▸ **Information given**:
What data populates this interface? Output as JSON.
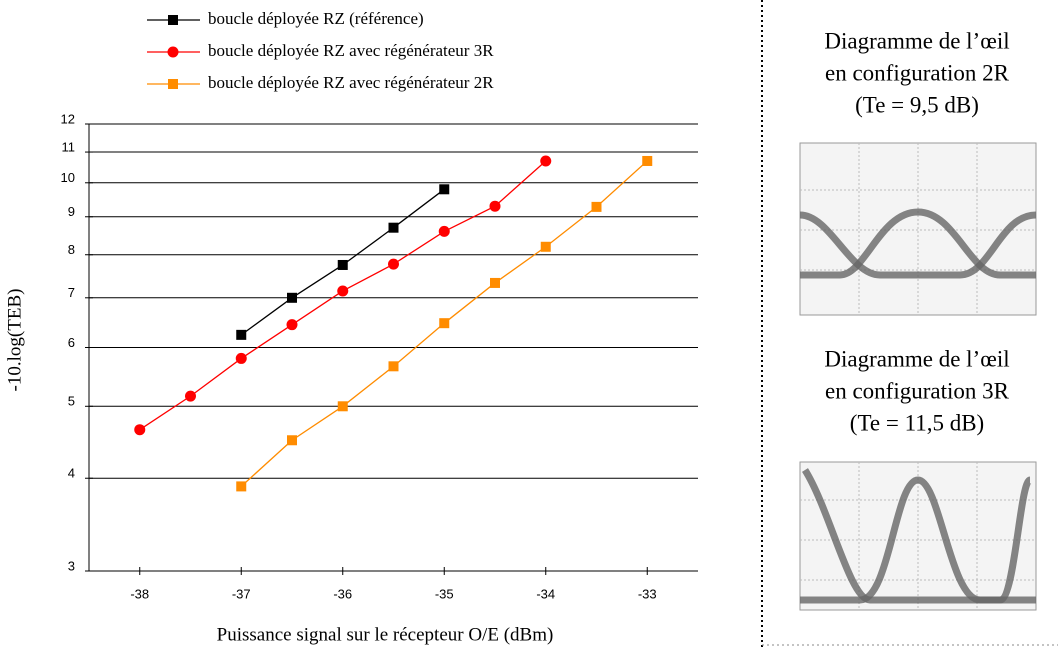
{
  "chart_data": {
    "type": "line",
    "x_label": "Puissance signal sur le récepteur O/E (dBm)",
    "y_label": "-10.log(TEB)",
    "xlim": [
      -38.5,
      -32.5
    ],
    "xticks": [
      -38,
      -37,
      -36,
      -35,
      -34,
      -33
    ],
    "ylim": [
      3,
      12
    ],
    "yticks": [
      3,
      4,
      5,
      6,
      7,
      8,
      9,
      10,
      11,
      12
    ],
    "y_log": true,
    "grid": true,
    "series": [
      {
        "name": "boucle déployée RZ (référence)",
        "color": "#000000",
        "marker": "square",
        "x": [
          -37,
          -36.5,
          -36,
          -35.5,
          -35
        ],
        "values": [
          6.24,
          7.0,
          7.75,
          8.7,
          9.8
        ]
      },
      {
        "name": "boucle déployée RZ avec régénérateur 3R",
        "color": "#ff0000",
        "marker": "circle",
        "x": [
          -38,
          -37.5,
          -37,
          -36.5,
          -36,
          -35.5,
          -35,
          -34.5,
          -34
        ],
        "values": [
          4.65,
          5.16,
          5.8,
          6.44,
          7.15,
          7.77,
          8.6,
          9.3,
          10.7
        ]
      },
      {
        "name": "boucle déployée RZ avec régénérateur 2R",
        "color": "#ff8c00",
        "marker": "square",
        "x": [
          -37,
          -36.5,
          -36,
          -35.5,
          -35,
          -34.5,
          -34,
          -33.5,
          -33
        ],
        "values": [
          3.9,
          4.5,
          5.0,
          5.66,
          6.47,
          7.33,
          8.2,
          9.28,
          10.7
        ]
      }
    ]
  },
  "eye_diagrams": [
    {
      "title": [
        "Diagramme de l’œil",
        "en configuration 2R",
        "(Te = 9,5 dB)"
      ]
    },
    {
      "title": [
        "Diagramme de l’œil",
        "en configuration 3R",
        "(Te = 11,5 dB)"
      ]
    }
  ]
}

▸ **Exercise**:
Repeat each entry precisely as it appears. Leave the pictures out.

▸ **Full response**:
What data populates this interface? Output as JSON.
{
  "chart_data": {
    "type": "line",
    "x_label": "Puissance signal sur le récepteur O/E (dBm)",
    "y_label": "-10.log(TEB)",
    "xlim": [
      -38.5,
      -32.5
    ],
    "xticks": [
      -38,
      -37,
      -36,
      -35,
      -34,
      -33
    ],
    "ylim": [
      3,
      12
    ],
    "yticks": [
      3,
      4,
      5,
      6,
      7,
      8,
      9,
      10,
      11,
      12
    ],
    "y_log": true,
    "grid": true,
    "series": [
      {
        "name": "boucle déployée RZ (référence)",
        "color": "#000000",
        "marker": "square",
        "x": [
          -37,
          -36.5,
          -36,
          -35.5,
          -35
        ],
        "values": [
          6.24,
          7.0,
          7.75,
          8.7,
          9.8
        ]
      },
      {
        "name": "boucle déployée RZ avec régénérateur 3R",
        "color": "#ff0000",
        "marker": "circle",
        "x": [
          -38,
          -37.5,
          -37,
          -36.5,
          -36,
          -35.5,
          -35,
          -34.5,
          -34
        ],
        "values": [
          4.65,
          5.16,
          5.8,
          6.44,
          7.15,
          7.77,
          8.6,
          9.3,
          10.7
        ]
      },
      {
        "name": "boucle déployée RZ avec régénérateur 2R",
        "color": "#ff8c00",
        "marker": "square",
        "x": [
          -37,
          -36.5,
          -36,
          -35.5,
          -35,
          -34.5,
          -34,
          -33.5,
          -33
        ],
        "values": [
          3.9,
          4.5,
          5.0,
          5.66,
          6.47,
          7.33,
          8.2,
          9.28,
          10.7
        ]
      }
    ]
  },
  "eye_diagrams": [
    {
      "title": [
        "Diagramme de l’œil",
        "en configuration 2R",
        "(Te = 9,5 dB)"
      ]
    },
    {
      "title": [
        "Diagramme de l’œil",
        "en configuration 3R",
        "(Te = 11,5 dB)"
      ]
    }
  ]
}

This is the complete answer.